DIRECTION:
Extract every line that contains the word "Extreme".

STORED ROWS:

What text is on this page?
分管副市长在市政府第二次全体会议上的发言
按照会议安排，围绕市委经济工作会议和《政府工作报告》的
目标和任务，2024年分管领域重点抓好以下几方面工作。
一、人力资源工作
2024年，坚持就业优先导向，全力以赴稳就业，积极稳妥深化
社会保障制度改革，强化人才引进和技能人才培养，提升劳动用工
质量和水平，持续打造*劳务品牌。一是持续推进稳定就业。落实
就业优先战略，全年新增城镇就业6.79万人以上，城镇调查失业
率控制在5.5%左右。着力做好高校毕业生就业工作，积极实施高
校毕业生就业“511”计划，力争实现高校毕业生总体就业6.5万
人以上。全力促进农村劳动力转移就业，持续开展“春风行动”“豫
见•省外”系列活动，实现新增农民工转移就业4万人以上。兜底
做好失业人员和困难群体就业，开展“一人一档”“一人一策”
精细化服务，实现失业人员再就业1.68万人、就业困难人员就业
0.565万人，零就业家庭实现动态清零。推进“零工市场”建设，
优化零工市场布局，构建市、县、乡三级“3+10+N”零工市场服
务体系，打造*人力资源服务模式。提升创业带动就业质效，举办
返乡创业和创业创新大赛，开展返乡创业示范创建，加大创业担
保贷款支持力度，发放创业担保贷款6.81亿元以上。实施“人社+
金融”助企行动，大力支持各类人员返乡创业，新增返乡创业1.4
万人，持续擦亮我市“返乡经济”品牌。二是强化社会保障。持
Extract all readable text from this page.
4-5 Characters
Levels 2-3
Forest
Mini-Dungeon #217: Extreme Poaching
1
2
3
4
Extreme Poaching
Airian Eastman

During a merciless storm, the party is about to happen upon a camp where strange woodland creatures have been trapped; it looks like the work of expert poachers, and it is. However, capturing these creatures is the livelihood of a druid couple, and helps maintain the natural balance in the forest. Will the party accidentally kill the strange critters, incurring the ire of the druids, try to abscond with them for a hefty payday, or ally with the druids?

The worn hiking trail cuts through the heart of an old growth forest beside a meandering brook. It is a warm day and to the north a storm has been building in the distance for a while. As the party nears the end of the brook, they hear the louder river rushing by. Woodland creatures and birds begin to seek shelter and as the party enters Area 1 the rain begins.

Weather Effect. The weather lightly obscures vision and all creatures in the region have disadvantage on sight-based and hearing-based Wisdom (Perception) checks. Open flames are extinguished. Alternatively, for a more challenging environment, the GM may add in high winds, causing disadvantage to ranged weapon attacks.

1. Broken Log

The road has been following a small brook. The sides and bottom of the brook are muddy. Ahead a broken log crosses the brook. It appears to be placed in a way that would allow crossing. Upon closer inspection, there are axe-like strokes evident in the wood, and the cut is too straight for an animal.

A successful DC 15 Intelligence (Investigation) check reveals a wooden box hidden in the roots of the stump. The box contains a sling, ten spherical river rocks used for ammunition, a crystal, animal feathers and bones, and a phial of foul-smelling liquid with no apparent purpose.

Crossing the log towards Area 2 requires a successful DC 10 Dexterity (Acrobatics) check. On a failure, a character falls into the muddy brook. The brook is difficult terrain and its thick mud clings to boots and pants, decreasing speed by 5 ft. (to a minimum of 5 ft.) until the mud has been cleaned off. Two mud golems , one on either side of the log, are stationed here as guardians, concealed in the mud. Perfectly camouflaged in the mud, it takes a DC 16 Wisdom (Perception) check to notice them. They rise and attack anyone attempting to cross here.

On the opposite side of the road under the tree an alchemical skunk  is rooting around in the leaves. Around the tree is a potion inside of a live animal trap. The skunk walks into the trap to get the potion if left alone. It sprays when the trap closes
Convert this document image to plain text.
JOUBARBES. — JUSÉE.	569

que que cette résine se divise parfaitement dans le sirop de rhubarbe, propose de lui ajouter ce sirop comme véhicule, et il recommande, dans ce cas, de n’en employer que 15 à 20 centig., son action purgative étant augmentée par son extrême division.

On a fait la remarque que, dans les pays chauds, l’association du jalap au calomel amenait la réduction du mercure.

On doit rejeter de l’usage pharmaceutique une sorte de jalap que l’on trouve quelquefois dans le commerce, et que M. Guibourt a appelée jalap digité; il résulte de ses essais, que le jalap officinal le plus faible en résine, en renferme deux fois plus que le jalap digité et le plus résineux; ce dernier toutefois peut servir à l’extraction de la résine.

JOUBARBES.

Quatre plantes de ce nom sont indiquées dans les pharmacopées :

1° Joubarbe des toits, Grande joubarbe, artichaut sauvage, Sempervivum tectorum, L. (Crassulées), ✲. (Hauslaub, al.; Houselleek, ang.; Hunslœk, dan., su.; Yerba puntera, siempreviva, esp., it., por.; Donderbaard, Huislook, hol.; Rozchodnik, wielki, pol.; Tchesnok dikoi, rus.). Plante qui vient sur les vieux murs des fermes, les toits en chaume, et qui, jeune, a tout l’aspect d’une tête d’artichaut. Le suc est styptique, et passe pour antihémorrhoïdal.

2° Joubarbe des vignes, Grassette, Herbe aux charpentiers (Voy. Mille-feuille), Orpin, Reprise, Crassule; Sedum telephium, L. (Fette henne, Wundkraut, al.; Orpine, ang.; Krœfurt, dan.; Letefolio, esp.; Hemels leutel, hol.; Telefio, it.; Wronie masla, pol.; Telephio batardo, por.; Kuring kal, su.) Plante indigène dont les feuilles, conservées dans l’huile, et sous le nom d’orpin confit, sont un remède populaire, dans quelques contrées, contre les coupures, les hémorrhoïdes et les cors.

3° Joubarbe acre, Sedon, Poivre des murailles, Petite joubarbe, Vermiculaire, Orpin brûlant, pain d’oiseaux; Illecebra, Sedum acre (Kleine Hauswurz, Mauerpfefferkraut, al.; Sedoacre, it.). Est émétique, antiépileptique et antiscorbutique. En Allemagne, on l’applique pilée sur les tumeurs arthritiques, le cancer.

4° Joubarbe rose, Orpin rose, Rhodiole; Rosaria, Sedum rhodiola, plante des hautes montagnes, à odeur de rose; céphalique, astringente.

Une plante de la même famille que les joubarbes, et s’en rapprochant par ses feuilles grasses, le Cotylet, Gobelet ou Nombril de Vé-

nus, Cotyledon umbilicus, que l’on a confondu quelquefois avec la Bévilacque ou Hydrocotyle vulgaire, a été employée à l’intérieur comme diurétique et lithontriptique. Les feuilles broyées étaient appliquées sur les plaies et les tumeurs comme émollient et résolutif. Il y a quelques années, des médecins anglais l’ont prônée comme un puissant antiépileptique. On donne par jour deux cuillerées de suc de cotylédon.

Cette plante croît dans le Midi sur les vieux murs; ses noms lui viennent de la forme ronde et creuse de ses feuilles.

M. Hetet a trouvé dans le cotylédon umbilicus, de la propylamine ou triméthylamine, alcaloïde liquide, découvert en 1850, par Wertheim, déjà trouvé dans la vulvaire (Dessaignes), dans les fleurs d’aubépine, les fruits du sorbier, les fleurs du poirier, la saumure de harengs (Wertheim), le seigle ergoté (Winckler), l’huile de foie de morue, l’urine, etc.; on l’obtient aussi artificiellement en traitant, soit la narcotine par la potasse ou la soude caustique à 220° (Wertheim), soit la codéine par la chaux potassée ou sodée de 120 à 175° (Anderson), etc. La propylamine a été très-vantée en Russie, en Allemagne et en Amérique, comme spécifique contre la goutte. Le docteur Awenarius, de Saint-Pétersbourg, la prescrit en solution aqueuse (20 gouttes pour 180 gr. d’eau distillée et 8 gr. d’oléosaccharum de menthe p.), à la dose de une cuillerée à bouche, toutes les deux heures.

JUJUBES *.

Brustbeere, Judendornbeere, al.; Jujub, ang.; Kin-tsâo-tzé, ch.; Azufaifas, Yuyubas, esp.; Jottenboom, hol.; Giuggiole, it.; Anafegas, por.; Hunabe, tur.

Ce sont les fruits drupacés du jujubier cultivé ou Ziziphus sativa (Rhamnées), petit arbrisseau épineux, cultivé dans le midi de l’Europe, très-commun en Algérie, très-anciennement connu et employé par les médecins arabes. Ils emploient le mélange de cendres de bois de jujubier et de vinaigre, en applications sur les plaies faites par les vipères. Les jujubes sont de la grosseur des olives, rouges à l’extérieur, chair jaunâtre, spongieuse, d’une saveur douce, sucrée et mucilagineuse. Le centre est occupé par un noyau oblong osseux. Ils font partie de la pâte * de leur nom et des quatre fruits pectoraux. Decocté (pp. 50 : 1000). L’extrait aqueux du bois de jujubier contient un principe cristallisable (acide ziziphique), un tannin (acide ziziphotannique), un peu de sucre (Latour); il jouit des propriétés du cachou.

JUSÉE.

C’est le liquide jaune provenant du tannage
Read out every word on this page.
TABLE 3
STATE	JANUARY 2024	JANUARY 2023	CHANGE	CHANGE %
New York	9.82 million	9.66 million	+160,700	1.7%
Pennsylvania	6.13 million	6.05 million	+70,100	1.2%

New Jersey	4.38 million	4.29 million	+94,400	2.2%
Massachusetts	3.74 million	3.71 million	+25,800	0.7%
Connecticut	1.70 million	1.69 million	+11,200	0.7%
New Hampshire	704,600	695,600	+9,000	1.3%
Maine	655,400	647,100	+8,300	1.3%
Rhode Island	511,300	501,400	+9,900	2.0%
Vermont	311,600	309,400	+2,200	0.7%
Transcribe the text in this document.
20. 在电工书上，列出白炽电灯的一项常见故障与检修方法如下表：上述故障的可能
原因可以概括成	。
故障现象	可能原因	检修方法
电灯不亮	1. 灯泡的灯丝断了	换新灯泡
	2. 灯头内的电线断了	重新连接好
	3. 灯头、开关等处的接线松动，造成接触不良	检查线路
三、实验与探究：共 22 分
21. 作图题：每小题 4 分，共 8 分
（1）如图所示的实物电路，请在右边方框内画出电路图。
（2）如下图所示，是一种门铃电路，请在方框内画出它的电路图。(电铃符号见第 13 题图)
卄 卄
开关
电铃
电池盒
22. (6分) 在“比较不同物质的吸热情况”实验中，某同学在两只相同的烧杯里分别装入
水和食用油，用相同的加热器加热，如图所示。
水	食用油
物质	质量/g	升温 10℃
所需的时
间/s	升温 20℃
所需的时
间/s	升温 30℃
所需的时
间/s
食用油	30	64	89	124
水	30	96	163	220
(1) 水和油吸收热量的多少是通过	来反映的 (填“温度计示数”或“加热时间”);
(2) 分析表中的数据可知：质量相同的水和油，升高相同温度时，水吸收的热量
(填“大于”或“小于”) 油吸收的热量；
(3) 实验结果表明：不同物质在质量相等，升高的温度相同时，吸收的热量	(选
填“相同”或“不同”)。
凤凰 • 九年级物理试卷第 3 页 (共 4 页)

EXPECTED ANSWER:
Mini-Dungeon #217: Extreme Poaching
Extreme Poaching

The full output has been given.